> RECORDS FOR THE EXERCISE:

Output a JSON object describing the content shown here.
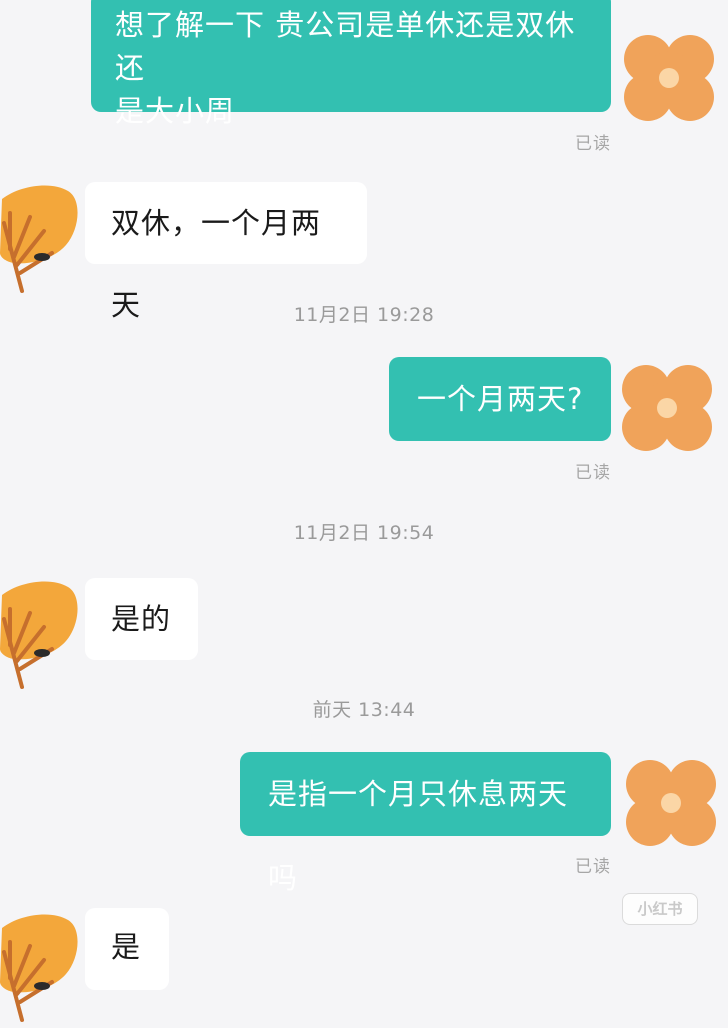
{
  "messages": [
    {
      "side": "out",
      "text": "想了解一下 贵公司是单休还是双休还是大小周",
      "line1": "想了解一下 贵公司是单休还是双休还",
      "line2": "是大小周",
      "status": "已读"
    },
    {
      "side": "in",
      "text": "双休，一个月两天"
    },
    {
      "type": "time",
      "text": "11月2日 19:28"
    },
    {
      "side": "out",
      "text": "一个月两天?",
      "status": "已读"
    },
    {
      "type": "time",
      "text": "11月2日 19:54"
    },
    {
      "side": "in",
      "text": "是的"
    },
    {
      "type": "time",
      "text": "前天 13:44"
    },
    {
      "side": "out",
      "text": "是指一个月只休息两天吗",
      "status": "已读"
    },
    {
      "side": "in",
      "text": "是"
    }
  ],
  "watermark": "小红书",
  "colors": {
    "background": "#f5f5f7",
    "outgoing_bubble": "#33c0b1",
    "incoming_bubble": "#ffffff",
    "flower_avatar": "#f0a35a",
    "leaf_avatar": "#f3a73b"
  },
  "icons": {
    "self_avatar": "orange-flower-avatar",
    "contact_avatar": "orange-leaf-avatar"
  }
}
--
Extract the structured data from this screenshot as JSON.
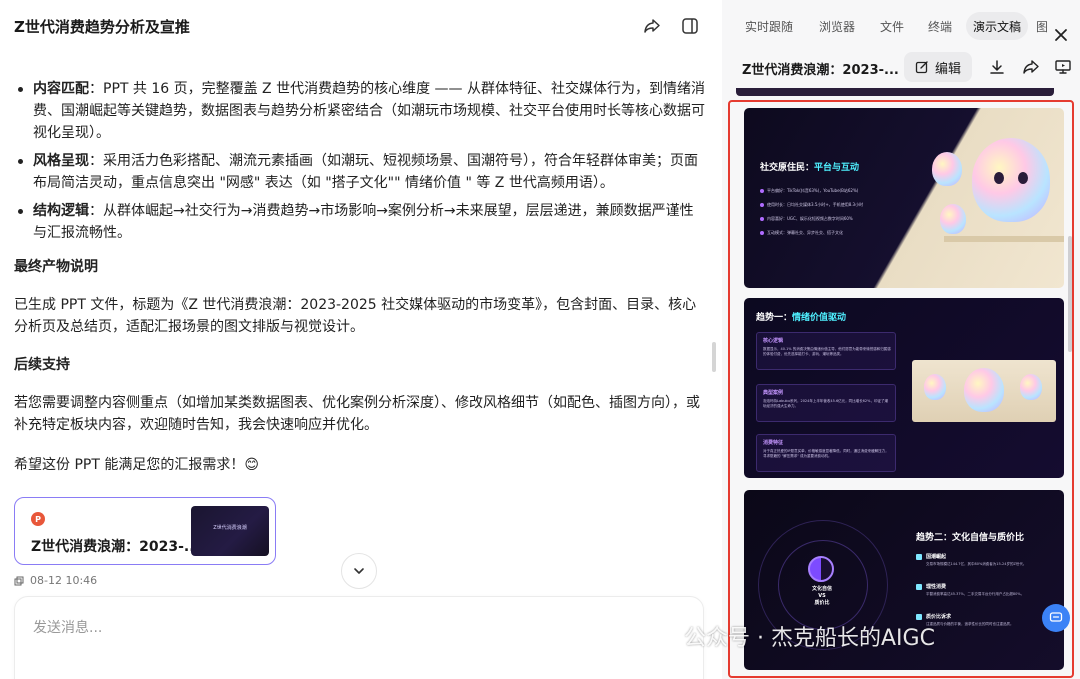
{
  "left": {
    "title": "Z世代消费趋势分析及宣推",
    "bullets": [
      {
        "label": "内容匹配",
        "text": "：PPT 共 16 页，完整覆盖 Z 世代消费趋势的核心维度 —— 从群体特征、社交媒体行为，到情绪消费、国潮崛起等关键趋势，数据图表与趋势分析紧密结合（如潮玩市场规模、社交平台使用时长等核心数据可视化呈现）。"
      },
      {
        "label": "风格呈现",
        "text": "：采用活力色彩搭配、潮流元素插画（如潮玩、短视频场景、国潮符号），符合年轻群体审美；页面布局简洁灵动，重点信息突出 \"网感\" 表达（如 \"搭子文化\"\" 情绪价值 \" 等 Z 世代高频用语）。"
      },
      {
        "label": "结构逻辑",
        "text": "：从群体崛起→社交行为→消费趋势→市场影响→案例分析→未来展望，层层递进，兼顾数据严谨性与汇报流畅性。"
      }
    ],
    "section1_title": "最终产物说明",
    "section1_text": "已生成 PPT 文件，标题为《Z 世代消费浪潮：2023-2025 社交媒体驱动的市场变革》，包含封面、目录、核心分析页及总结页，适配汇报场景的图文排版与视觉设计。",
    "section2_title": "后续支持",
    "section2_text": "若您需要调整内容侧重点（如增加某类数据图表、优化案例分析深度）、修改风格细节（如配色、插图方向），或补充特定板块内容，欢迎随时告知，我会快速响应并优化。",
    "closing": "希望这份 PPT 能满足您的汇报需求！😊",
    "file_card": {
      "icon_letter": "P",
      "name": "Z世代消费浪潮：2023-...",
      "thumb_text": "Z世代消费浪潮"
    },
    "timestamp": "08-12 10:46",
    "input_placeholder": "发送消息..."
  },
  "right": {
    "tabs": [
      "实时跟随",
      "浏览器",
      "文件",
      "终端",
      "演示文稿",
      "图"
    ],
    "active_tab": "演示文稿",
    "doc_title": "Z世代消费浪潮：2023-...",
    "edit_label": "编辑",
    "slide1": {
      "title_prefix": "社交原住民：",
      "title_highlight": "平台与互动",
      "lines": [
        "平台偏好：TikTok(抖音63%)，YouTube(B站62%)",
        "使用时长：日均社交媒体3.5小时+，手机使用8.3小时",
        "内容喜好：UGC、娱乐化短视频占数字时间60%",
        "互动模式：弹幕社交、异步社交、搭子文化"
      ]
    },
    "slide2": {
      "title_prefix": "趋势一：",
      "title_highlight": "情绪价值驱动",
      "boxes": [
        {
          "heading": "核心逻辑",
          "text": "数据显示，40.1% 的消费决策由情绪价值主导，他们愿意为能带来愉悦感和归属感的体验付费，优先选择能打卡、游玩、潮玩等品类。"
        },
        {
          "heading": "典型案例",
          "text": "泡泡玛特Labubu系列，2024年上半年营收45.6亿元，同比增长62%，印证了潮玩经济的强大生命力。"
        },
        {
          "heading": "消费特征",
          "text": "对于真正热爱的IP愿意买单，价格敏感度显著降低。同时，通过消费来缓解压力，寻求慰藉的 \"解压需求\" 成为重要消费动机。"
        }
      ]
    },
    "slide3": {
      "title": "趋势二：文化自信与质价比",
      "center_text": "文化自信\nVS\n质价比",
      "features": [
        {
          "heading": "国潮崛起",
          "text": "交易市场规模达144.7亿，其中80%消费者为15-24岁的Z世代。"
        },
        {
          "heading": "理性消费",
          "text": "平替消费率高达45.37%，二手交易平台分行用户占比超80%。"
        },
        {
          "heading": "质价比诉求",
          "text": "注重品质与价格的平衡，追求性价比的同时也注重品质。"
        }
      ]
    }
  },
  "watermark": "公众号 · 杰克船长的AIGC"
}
...
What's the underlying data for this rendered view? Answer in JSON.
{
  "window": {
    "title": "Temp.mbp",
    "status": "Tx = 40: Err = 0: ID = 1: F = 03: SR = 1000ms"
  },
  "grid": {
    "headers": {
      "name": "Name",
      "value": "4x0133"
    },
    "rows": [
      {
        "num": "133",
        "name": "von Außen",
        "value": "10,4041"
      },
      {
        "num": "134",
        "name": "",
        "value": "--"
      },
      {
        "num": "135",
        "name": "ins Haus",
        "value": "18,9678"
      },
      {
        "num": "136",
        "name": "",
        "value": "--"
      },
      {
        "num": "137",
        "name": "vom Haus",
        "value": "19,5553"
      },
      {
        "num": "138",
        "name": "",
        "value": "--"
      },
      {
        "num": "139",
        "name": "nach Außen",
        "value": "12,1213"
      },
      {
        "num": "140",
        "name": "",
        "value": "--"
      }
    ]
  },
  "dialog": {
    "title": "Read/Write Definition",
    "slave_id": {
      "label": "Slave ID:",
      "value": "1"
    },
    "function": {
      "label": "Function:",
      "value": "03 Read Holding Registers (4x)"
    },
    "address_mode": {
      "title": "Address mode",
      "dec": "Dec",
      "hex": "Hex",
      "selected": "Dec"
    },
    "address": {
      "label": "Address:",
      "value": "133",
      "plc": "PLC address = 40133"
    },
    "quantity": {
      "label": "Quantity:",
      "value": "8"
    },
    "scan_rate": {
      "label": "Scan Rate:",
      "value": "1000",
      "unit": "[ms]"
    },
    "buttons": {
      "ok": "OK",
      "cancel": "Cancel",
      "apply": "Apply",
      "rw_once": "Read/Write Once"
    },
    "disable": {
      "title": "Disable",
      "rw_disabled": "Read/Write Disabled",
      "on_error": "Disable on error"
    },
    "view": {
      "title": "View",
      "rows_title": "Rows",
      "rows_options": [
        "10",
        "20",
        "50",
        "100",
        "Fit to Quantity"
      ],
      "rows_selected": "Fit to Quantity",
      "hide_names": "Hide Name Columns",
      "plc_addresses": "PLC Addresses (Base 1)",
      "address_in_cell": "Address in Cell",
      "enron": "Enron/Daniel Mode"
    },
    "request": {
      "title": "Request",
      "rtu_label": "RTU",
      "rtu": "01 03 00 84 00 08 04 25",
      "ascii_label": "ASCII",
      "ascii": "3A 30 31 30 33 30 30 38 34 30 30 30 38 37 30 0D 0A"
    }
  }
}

> TASK REQUIREMENTS:
Copy down every line of the entries containing the word "Write".

> WRITTEN RESPONSE:
    "title": "Read/Write Definition",
      "rw_once": "Read/Write Once"
      "rw_disabled": "Read/Write Disabled",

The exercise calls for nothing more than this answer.